Records supplied:
━━━━━━━━━━

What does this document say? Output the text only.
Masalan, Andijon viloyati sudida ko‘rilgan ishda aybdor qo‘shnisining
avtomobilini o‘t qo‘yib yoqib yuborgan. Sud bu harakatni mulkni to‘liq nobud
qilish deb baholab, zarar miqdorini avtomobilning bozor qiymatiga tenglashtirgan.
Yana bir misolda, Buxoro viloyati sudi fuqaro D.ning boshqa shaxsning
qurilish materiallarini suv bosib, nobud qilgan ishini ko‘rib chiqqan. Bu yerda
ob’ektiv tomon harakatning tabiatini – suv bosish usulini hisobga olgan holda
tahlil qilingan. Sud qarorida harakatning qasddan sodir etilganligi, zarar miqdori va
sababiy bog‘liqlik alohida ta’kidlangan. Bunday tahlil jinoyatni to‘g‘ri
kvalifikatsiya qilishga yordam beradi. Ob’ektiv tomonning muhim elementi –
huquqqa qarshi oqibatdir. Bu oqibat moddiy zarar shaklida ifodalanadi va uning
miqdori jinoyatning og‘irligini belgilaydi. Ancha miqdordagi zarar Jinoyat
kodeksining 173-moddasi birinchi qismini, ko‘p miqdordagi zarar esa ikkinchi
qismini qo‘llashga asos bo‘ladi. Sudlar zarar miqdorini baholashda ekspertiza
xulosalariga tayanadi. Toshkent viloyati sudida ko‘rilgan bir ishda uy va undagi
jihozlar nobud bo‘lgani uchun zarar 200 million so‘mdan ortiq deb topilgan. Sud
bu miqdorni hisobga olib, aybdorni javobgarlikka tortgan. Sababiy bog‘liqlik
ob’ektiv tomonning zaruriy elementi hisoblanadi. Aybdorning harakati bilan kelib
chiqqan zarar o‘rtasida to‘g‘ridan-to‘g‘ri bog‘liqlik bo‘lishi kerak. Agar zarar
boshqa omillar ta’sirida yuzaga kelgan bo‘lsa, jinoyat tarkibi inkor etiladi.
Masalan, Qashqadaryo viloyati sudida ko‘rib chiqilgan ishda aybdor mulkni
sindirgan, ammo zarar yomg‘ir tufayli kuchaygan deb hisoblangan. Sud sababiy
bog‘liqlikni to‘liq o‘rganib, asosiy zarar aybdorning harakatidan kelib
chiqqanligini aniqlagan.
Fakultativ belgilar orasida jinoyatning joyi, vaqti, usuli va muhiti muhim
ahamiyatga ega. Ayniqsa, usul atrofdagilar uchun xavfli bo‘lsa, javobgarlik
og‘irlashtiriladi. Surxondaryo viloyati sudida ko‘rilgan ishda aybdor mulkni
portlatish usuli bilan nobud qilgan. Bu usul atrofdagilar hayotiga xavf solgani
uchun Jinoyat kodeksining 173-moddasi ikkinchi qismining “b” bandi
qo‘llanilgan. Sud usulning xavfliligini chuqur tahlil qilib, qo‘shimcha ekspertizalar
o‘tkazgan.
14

━━━━━━━━━━

Goal: Repeat every record exactly as written, please.

Correct answer:
What does this document say? Output the text only.
Masalan, Andijon viloyati sudida ko‘rilgan ishda aybdor qo‘shnisining
avtomobilini o‘t qo‘yib yoqib yuborgan. Sud bu harakatni mulkni to‘liq nobud
qilish deb baholab, zarar miqdorini avtomobilning bozor qiymatiga tenglashtirgan.
Yana bir misolda, Buxoro viloyati sudi fuqaro D.ning boshqa shaxsning
qurilish materiallarini suv bosib, nobud qilgan ishini ko‘rib chiqqan. Bu yerda
ob’ektiv tomon harakatning tabiatini – suv bosish usulini hisobga olgan holda
tahlil qilingan. Sud qarorida harakatning qasddan sodir etilganligi, zarar miqdori va
sababiy bog‘liqlik alohida ta’kidlangan. Bunday tahlil jinoyatni to‘g‘ri
kvalifikatsiya qilishga yordam beradi. Ob’ektiv tomonning muhim elementi –
huquqqa qarshi oqibatdir. Bu oqibat moddiy zarar shaklida ifodalanadi va uning
miqdori jinoyatning og‘irligini belgilaydi. Ancha miqdordagi zarar Jinoyat
kodeksining 173-moddasi birinchi qismini, ko‘p miqdordagi zarar esa ikkinchi
qismini qo‘llashga asos bo‘ladi. Sudlar zarar miqdorini baholashda ekspertiza
xulosalariga tayanadi. Toshkent viloyati sudida ko‘rilgan bir ishda uy va undagi
jihozlar nobud bo‘lgani uchun zarar 200 million so‘mdan ortiq deb topilgan. Sud
bu miqdorni hisobga olib, aybdorni javobgarlikka tortgan. Sababiy bog‘liqlik
ob’ektiv tomonning zaruriy elementi hisoblanadi. Aybdorning harakati bilan kelib
chiqqan zarar o‘rtasida to‘g‘ridan-to‘g‘ri bog‘liqlik bo‘lishi kerak. Agar zarar
boshqa omillar ta’sirida yuzaga kelgan bo‘lsa, jinoyat tarkibi inkor etiladi.
Masalan, Qashqadaryo viloyati sudida ko‘rib chiqilgan ishda aybdor mulkni
sindirgan, ammo zarar yomg‘ir tufayli kuchaygan deb hisoblangan. Sud sababiy
bog‘liqlikni to‘liq o‘rganib, asosiy zarar aybdorning harakatidan kelib
chiqqanligini aniqlagan.
Fakultativ belgilar orasida jinoyatning joyi, vaqti, usuli va muhiti muhim
ahamiyatga ega. Ayniqsa, usul atrofdagilar uchun xavfli bo‘lsa, javobgarlik
og‘irlashtiriladi. Surxondaryo viloyati sudida ko‘rilgan ishda aybdor mulkni
portlatish usuli bilan nobud qilgan. Bu usul atrofdagilar hayotiga xavf solgani
uchun Jinoyat kodeksining 173-moddasi ikkinchi qismining “b” bandi
qo‘llanilgan. Sud usulning xavfliligini chuqur tahlil qilib, qo‘shimcha ekspertizalar
o‘tkazgan.
14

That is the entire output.